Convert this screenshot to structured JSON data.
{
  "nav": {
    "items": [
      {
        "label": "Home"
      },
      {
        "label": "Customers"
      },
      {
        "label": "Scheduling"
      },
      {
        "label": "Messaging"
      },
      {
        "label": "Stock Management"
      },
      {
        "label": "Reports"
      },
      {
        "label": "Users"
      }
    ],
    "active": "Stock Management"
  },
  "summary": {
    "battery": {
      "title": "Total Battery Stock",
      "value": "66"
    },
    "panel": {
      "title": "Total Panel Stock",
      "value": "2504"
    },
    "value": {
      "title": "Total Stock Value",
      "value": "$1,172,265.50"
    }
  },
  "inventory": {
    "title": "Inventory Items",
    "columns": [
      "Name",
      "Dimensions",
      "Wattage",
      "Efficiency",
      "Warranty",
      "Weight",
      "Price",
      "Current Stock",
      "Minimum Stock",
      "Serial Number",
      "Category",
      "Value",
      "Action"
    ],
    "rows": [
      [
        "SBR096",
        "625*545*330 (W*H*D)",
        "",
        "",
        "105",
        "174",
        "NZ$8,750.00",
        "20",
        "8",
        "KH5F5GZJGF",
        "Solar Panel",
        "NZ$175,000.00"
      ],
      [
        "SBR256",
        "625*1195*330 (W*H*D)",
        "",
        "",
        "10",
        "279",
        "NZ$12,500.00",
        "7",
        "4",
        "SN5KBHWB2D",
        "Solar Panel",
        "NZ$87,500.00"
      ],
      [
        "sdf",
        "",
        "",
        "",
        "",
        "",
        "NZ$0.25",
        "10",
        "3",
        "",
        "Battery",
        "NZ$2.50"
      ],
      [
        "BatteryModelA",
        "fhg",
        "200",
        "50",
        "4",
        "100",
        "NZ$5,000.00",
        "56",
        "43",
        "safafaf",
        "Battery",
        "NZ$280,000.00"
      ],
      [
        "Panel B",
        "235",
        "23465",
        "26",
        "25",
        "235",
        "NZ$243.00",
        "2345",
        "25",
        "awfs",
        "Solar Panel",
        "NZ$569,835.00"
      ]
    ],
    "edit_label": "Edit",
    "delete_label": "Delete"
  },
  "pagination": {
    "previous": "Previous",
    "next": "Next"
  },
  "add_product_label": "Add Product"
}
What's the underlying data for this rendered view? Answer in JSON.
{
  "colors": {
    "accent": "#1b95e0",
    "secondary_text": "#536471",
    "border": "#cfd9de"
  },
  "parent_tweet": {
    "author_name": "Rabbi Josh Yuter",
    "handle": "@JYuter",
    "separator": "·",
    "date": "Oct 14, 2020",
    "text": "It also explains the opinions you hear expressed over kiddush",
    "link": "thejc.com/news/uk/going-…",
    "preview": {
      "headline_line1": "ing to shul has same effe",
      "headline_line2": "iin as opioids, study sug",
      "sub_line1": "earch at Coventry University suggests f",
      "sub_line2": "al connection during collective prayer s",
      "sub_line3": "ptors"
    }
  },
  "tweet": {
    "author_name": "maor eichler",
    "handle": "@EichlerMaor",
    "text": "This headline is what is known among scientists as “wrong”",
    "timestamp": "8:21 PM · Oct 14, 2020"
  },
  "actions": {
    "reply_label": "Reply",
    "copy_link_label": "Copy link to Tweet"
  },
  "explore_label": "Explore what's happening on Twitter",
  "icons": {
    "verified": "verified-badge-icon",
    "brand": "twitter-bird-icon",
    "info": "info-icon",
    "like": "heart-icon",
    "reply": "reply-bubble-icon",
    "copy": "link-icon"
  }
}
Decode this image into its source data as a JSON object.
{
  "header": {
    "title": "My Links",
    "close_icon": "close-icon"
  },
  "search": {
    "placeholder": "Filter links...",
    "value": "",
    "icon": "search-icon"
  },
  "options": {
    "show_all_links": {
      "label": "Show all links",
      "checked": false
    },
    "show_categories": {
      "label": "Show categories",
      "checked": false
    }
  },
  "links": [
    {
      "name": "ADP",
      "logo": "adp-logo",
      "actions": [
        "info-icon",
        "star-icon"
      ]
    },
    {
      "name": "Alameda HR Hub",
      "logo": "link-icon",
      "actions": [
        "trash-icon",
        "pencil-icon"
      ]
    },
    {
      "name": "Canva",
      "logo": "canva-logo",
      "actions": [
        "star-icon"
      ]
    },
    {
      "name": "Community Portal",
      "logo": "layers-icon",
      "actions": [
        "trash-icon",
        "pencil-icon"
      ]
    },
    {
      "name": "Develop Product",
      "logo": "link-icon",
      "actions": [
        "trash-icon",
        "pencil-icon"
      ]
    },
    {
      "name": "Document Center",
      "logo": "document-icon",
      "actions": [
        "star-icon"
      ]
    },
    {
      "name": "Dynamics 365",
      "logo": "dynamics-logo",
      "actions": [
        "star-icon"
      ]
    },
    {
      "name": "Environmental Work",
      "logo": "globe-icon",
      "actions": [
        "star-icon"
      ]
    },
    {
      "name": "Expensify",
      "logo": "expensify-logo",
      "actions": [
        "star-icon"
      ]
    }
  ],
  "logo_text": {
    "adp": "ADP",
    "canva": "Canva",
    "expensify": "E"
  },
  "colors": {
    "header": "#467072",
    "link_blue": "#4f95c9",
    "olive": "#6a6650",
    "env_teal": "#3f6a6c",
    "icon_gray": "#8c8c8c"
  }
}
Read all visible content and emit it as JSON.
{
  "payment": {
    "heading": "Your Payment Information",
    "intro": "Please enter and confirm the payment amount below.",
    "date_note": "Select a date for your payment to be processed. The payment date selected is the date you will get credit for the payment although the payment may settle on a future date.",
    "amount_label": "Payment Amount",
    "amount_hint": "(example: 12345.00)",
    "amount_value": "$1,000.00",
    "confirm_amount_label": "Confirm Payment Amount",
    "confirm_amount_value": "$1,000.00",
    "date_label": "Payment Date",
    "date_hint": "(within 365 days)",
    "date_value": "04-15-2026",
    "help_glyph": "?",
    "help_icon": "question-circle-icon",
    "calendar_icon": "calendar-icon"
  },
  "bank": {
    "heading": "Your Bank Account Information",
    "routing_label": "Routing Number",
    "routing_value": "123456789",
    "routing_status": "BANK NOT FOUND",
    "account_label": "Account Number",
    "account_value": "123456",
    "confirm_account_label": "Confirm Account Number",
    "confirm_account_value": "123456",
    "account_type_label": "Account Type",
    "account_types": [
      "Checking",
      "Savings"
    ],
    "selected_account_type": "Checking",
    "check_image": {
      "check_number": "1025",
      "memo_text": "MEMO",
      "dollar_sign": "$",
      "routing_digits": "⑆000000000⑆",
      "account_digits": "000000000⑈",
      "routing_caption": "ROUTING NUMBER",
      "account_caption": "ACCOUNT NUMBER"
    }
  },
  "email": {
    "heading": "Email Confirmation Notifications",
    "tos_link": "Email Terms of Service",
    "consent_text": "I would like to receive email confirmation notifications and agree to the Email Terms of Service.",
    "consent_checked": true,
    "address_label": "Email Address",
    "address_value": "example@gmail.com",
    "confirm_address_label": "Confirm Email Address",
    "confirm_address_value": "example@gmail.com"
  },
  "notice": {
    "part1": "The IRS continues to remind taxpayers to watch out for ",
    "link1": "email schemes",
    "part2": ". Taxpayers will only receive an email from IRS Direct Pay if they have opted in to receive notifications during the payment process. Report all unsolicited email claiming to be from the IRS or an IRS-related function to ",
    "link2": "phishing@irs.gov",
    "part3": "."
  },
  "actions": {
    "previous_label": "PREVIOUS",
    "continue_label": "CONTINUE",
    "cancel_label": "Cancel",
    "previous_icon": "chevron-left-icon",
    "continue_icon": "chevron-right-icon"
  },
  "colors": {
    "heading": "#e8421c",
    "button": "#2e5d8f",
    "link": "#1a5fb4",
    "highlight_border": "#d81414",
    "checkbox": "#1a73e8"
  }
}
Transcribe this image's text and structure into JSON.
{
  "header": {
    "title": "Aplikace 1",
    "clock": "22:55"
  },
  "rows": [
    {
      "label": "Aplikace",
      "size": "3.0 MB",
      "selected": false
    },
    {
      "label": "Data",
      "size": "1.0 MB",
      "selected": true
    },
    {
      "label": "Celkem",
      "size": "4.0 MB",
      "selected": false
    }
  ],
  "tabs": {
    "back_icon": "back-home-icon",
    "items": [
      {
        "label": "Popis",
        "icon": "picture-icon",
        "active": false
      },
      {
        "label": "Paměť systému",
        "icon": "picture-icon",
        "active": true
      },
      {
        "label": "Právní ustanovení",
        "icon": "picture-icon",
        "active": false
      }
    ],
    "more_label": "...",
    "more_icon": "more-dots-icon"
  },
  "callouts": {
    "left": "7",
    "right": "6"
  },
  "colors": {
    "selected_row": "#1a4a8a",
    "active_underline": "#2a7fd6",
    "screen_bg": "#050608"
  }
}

+ + + +

:: What is being asked ::
Which lines of the data include "Terms"? Copy each of them.

:: Answer below ::
    "tos_link": "Email Terms of Service",
    "consent_text": "I would like to receive email confirmation notifications and agree to the Email Terms of Service.",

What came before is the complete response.